▸ **Direction**: Below is a listing; write it out exactly and drop any images from it.
-- Start of Dataset excerpts --
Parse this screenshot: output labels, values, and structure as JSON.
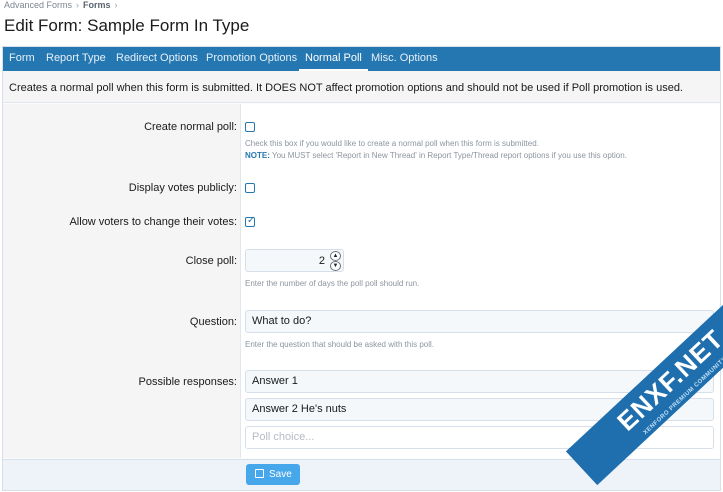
{
  "breadcrumb": [
    "Advanced Forms",
    "Forms"
  ],
  "page_title": "Edit Form: Sample Form In Type",
  "tabs": [
    {
      "label": "Form",
      "active": false
    },
    {
      "label": "Report Type",
      "active": false
    },
    {
      "label": "Redirect Options",
      "active": false
    },
    {
      "label": "Promotion Options",
      "active": false
    },
    {
      "label": "Normal Poll",
      "active": true
    },
    {
      "label": "Misc. Options",
      "active": false
    }
  ],
  "intro_text": "Creates a normal poll when this form is submitted. It DOES NOT affect promotion options and should not be used if Poll promotion is used.",
  "fields": {
    "create_normal_poll": {
      "label": "Create normal poll:",
      "checked": false,
      "hint": "Check this box if you would like to create a normal poll when this form is submitted.",
      "note_label": "NOTE:",
      "note_text": "You MUST select 'Report in New Thread' in Report Type/Thread report options if you use this option."
    },
    "display_votes_publicly": {
      "label": "Display votes publicly:",
      "checked": false
    },
    "allow_voters_change": {
      "label": "Allow voters to change their votes:",
      "checked": true
    },
    "close_poll": {
      "label": "Close poll:",
      "value": "2",
      "hint": "Enter the number of days the poll poll should run."
    },
    "question": {
      "label": "Question:",
      "value": "What to do?",
      "hint": "Enter the question that should be asked with this poll."
    },
    "possible_responses": {
      "label": "Possible responses:",
      "responses": [
        "Answer 1",
        "Answer 2 He's nuts"
      ],
      "placeholder": "Poll choice..."
    }
  },
  "footer": {
    "save_label": "Save"
  },
  "watermark": {
    "main": "ENXF.NET",
    "sub": "XENFORO PREMIUM COMMUNITY"
  },
  "colors": {
    "tab_bar": "#2577b1",
    "accent": "#47a7eb",
    "watermark": "#1f6fae"
  }
}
-- End of Dataset excerpts --
▸ **Task result**:
Parse this screenshot: output labels, values, and structure as JSON.
{
  "breadcrumb": [
    "Advanced Forms",
    "Forms"
  ],
  "page_title": "Edit Form: Sample Form In Type",
  "tabs": [
    {
      "label": "Form",
      "active": false
    },
    {
      "label": "Report Type",
      "active": false
    },
    {
      "label": "Redirect Options",
      "active": false
    },
    {
      "label": "Promotion Options",
      "active": false
    },
    {
      "label": "Normal Poll",
      "active": true
    },
    {
      "label": "Misc. Options",
      "active": false
    }
  ],
  "intro_text": "Creates a normal poll when this form is submitted. It DOES NOT affect promotion options and should not be used if Poll promotion is used.",
  "fields": {
    "create_normal_poll": {
      "label": "Create normal poll:",
      "checked": false,
      "hint": "Check this box if you would like to create a normal poll when this form is submitted.",
      "note_label": "NOTE:",
      "note_text": "You MUST select 'Report in New Thread' in Report Type/Thread report options if you use this option."
    },
    "display_votes_publicly": {
      "label": "Display votes publicly:",
      "checked": false
    },
    "allow_voters_change": {
      "label": "Allow voters to change their votes:",
      "checked": true
    },
    "close_poll": {
      "label": "Close poll:",
      "value": "2",
      "hint": "Enter the number of days the poll poll should run."
    },
    "question": {
      "label": "Question:",
      "value": "What to do?",
      "hint": "Enter the question that should be asked with this poll."
    },
    "possible_responses": {
      "label": "Possible responses:",
      "responses": [
        "Answer 1",
        "Answer 2 He's nuts"
      ],
      "placeholder": "Poll choice..."
    }
  },
  "footer": {
    "save_label": "Save"
  },
  "watermark": {
    "main": "ENXF.NET",
    "sub": "XENFORO PREMIUM COMMUNITY"
  },
  "colors": {
    "tab_bar": "#2577b1",
    "accent": "#47a7eb",
    "watermark": "#1f6fae"
  }
}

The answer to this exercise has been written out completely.